### GIVEN PROBLEM
In full and without deviation, write out the entries that follow.

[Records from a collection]
-.-.-
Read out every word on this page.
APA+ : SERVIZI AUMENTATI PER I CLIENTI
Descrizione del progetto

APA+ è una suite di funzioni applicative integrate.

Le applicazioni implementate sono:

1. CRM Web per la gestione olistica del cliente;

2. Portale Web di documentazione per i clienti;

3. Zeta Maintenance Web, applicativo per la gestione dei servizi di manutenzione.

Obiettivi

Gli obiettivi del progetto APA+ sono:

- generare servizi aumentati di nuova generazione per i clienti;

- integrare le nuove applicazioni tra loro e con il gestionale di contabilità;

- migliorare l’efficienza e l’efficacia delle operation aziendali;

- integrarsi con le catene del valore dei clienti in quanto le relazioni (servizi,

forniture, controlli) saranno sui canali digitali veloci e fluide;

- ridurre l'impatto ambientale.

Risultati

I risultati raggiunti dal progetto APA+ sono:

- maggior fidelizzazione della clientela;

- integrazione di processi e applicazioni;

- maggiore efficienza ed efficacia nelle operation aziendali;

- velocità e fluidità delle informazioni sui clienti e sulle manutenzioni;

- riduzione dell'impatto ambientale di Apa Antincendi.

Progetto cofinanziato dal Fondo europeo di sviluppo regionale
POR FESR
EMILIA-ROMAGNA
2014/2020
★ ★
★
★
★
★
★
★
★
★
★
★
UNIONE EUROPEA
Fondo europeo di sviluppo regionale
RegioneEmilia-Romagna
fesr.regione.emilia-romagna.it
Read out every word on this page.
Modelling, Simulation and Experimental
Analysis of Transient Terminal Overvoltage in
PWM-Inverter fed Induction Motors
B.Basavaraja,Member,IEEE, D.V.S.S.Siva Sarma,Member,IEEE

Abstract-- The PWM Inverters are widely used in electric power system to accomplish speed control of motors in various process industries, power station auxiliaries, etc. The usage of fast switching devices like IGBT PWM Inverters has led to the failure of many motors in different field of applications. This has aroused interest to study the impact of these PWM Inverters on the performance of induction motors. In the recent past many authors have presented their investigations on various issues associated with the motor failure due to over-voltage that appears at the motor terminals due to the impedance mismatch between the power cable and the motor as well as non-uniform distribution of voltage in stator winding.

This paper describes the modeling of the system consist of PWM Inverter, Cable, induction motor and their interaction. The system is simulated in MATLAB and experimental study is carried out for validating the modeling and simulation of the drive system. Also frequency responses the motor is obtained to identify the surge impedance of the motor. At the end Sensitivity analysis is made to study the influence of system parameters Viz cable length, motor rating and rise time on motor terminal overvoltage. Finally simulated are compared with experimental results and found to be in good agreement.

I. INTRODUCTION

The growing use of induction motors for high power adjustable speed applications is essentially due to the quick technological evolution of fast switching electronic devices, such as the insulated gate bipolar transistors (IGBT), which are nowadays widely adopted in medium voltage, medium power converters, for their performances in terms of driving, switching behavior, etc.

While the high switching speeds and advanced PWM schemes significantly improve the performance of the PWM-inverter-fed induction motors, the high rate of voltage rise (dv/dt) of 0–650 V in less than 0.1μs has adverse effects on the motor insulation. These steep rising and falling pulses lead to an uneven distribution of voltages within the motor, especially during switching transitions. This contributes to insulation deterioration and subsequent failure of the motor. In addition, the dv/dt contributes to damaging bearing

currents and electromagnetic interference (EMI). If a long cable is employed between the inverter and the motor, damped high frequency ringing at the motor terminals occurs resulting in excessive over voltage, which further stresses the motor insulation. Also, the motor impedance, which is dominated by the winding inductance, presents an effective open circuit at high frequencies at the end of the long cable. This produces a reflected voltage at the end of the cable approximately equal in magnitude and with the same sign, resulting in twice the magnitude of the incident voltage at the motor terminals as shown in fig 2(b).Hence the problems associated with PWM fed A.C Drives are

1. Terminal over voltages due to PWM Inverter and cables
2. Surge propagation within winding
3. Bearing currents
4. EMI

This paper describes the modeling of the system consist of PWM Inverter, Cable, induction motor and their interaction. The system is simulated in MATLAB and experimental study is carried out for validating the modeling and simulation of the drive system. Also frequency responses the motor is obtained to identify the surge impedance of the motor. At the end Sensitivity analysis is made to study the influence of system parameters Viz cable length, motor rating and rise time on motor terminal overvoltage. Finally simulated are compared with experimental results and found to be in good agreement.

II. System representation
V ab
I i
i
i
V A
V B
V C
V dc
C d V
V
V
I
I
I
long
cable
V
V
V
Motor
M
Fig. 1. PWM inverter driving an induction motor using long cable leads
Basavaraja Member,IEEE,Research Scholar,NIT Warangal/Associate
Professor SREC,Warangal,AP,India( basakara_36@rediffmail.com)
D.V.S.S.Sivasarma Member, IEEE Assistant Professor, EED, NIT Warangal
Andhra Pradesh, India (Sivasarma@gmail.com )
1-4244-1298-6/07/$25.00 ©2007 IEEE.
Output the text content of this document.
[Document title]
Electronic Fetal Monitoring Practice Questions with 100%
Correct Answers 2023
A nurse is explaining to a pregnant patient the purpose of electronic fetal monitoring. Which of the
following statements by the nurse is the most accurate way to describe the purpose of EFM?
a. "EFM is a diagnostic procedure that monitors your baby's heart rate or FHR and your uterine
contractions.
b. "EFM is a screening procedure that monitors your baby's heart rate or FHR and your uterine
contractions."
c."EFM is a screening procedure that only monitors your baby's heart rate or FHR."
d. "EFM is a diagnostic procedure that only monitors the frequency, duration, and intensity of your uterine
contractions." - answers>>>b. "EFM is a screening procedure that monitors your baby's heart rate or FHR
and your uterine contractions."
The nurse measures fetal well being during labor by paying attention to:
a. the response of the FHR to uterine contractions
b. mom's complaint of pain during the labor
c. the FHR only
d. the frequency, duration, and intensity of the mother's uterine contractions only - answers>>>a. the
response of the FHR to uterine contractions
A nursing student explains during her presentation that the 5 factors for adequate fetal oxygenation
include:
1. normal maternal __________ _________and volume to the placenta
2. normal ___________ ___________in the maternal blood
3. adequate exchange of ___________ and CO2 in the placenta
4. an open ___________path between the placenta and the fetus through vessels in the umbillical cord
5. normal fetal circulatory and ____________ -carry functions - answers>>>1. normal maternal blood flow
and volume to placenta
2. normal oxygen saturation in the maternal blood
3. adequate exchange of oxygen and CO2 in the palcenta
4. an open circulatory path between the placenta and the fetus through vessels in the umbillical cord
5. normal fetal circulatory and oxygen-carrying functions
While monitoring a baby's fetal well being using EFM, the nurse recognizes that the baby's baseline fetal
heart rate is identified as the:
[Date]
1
-.-.-
### RESULT OF THIS TASK
Read out every word on this page.
APA+ : SERVIZI AUMENTATI PER I CLIENTI
Descrizione del progetto

APA+ è una suite di funzioni applicative integrate.

Le applicazioni implementate sono:

1. CRM Web per la gestione olistica del cliente;

2. Portale Web di documentazione per i clienti;

3. Zeta Maintenance Web, applicativo per la gestione dei servizi di manutenzione.

Obiettivi

Gli obiettivi del progetto APA+ sono:

- generare servizi aumentati di nuova generazione per i clienti;

- integrare le nuove applicazioni tra loro e con il gestionale di contabilità;

- migliorare l’efficienza e l’efficacia delle operation aziendali;

- integrarsi con le catene del valore dei clienti in quanto le relazioni (servizi,

forniture, controlli) saranno sui canali digitali veloci e fluide;

- ridurre l'impatto ambientale.

Risultati

I risultati raggiunti dal progetto APA+ sono:

- maggior fidelizzazione della clientela;

- integrazione di processi e applicazioni;

- maggiore efficienza ed efficacia nelle operation aziendali;

- velocità e fluidità delle informazioni sui clienti e sulle manutenzioni;

- riduzione dell'impatto ambientale di Apa Antincendi.

Progetto cofinanziato dal Fondo europeo di sviluppo regionale
POR FESR
EMILIA-ROMAGNA
2014/2020
★ ★
★
★
★
★
★
★
★
★
★
★
UNIONE EUROPEA
Fondo europeo di sviluppo regionale
RegioneEmilia-Romagna
fesr.regione.emilia-romagna.it
Read out every word on this page.
Modelling, Simulation and Experimental
Analysis of Transient Terminal Overvoltage in
PWM-Inverter fed Induction Motors
B.Basavaraja,Member,IEEE, D.V.S.S.Siva Sarma,Member,IEEE

Abstract-- The PWM Inverters are widely used in electric power system to accomplish speed control of motors in various process industries, power station auxiliaries, etc. The usage of fast switching devices like IGBT PWM Inverters has led to the failure of many motors in different field of applications. This has aroused interest to study the impact of these PWM Inverters on the performance of induction motors. In the recent past many authors have presented their investigations on various issues associated with the motor failure due to over-voltage that appears at the motor terminals due to the impedance mismatch between the power cable and the motor as well as non-uniform distribution of voltage in stator winding.

This paper describes the modeling of the system consist of PWM Inverter, Cable, induction motor and their interaction. The system is simulated in MATLAB and experimental study is carried out for validating the modeling and simulation of the drive system. Also frequency responses the motor is obtained to identify the surge impedance of the motor. At the end Sensitivity analysis is made to study the influence of system parameters Viz cable length, motor rating and rise time on motor terminal overvoltage. Finally simulated are compared with experimental results and found to be in good agreement.

I. INTRODUCTION

The growing use of induction motors for high power adjustable speed applications is essentially due to the quick technological evolution of fast switching electronic devices, such as the insulated gate bipolar transistors (IGBT), which are nowadays widely adopted in medium voltage, medium power converters, for their performances in terms of driving, switching behavior, etc.

While the high switching speeds and advanced PWM schemes significantly improve the performance of the PWM-inverter-fed induction motors, the high rate of voltage rise (dv/dt) of 0–650 V in less than 0.1μs has adverse effects on the motor insulation. These steep rising and falling pulses lead to an uneven distribution of voltages within the motor, especially during switching transitions. This contributes to insulation deterioration and subsequent failure of the motor. In addition, the dv/dt contributes to damaging bearing

currents and electromagnetic interference (EMI). If a long cable is employed between the inverter and the motor, damped high frequency ringing at the motor terminals occurs resulting in excessive over voltage, which further stresses the motor insulation. Also, the motor impedance, which is dominated by the winding inductance, presents an effective open circuit at high frequencies at the end of the long cable. This produces a reflected voltage at the end of the cable approximately equal in magnitude and with the same sign, resulting in twice the magnitude of the incident voltage at the motor terminals as shown in fig 2(b).Hence the problems associated with PWM fed A.C Drives are

1. Terminal over voltages due to PWM Inverter and cables
2. Surge propagation within winding
3. Bearing currents
4. EMI

This paper describes the modeling of the system consist of PWM Inverter, Cable, induction motor and their interaction. The system is simulated in MATLAB and experimental study is carried out for validating the modeling and simulation of the drive system. Also frequency responses the motor is obtained to identify the surge impedance of the motor. At the end Sensitivity analysis is made to study the influence of system parameters Viz cable length, motor rating and rise time on motor terminal overvoltage. Finally simulated are compared with experimental results and found to be in good agreement.

II. System representation
V ab
I i
i
i
V A
V B
V C
V dc
C d V
V
V
I
I
I
long
cable
V
V
V
Motor
M
Fig. 1. PWM inverter driving an induction motor using long cable leads
Basavaraja Member,IEEE,Research Scholar,NIT Warangal/Associate
Professor SREC,Warangal,AP,India( basakara_36@rediffmail.com)
D.V.S.S.Sivasarma Member, IEEE Assistant Professor, EED, NIT Warangal
Andhra Pradesh, India (Sivasarma@gmail.com )
1-4244-1298-6/07/$25.00 ©2007 IEEE.
Output the text content of this document.
[Document title]
Electronic Fetal Monitoring Practice Questions with 100%
Correct Answers 2023
A nurse is explaining to a pregnant patient the purpose of electronic fetal monitoring. Which of the
following statements by the nurse is the most accurate way to describe the purpose of EFM?
a. "EFM is a diagnostic procedure that monitors your baby's heart rate or FHR and your uterine
contractions.
b. "EFM is a screening procedure that monitors your baby's heart rate or FHR and your uterine
contractions."
c."EFM is a screening procedure that only monitors your baby's heart rate or FHR."
d. "EFM is a diagnostic procedure that only monitors the frequency, duration, and intensity of your uterine
contractions." - answers>>>b. "EFM is a screening procedure that monitors your baby's heart rate or FHR
and your uterine contractions."
The nurse measures fetal well being during labor by paying attention to:
a. the response of the FHR to uterine contractions
b. mom's complaint of pain during the labor
c. the FHR only
d. the frequency, duration, and intensity of the mother's uterine contractions only - answers>>>a. the
response of the FHR to uterine contractions
A nursing student explains during her presentation that the 5 factors for adequate fetal oxygenation
include:
1. normal maternal __________ _________and volume to the placenta
2. normal ___________ ___________in the maternal blood
3. adequate exchange of ___________ and CO2 in the placenta
4. an open ___________path between the placenta and the fetus through vessels in the umbillical cord
5. normal fetal circulatory and ____________ -carry functions - answers>>>1. normal maternal blood flow
and volume to placenta
2. normal oxygen saturation in the maternal blood
3. adequate exchange of oxygen and CO2 in the palcenta
4. an open circulatory path between the placenta and the fetus through vessels in the umbillical cord
5. normal fetal circulatory and oxygen-carrying functions
While monitoring a baby's fetal well being using EFM, the nurse recognizes that the baby's baseline fetal
heart rate is identified as the:
[Date]
1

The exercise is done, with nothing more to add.